● **What you have to do**
Take down each entry exactly as written.

● **Given records**
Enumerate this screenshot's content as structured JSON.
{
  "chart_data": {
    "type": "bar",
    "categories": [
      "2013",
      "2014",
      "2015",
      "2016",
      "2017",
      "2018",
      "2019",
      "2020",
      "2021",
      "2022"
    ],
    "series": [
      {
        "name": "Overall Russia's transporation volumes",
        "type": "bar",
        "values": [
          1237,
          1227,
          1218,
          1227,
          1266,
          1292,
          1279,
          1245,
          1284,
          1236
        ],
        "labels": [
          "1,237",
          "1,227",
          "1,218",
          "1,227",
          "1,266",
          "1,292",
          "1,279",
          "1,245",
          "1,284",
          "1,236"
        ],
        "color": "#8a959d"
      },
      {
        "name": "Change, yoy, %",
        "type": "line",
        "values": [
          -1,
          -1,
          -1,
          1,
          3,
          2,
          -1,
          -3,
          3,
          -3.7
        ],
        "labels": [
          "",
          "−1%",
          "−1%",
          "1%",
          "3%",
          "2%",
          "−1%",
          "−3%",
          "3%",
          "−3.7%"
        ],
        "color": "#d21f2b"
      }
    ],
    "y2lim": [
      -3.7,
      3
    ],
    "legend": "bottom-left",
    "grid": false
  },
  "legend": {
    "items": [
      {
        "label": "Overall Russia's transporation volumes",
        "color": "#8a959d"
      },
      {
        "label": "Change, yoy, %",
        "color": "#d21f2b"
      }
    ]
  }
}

● **Result for this exercise**
Enumerate this screenshot's content as structured JSON.
{
  "chart_data": {
    "type": "bar",
    "categories": [
      "2013",
      "2014",
      "2015",
      "2016",
      "2017",
      "2018",
      "2019",
      "2020",
      "2021",
      "2022"
    ],
    "series": [
      {
        "name": "Overall Russia's transporation volumes",
        "type": "bar",
        "values": [
          1237,
          1227,
          1218,
          1227,
          1266,
          1292,
          1279,
          1245,
          1284,
          1236
        ],
        "labels": [
          "1,237",
          "1,227",
          "1,218",
          "1,227",
          "1,266",
          "1,292",
          "1,279",
          "1,245",
          "1,284",
          "1,236"
        ],
        "color": "#8a959d"
      },
      {
        "name": "Change, yoy, %",
        "type": "line",
        "values": [
          -1,
          -1,
          -1,
          1,
          3,
          2,
          -1,
          -3,
          3,
          -3.7
        ],
        "labels": [
          "",
          "−1%",
          "−1%",
          "1%",
          "3%",
          "2%",
          "−1%",
          "−3%",
          "3%",
          "−3.7%"
        ],
        "color": "#d21f2b"
      }
    ],
    "y2lim": [
      -3.7,
      3
    ],
    "legend": "bottom-left",
    "grid": false
  },
  "legend": {
    "items": [
      {
        "label": "Overall Russia's transporation volumes",
        "color": "#8a959d"
      },
      {
        "label": "Change, yoy, %",
        "color": "#d21f2b"
      }
    ]
  }
}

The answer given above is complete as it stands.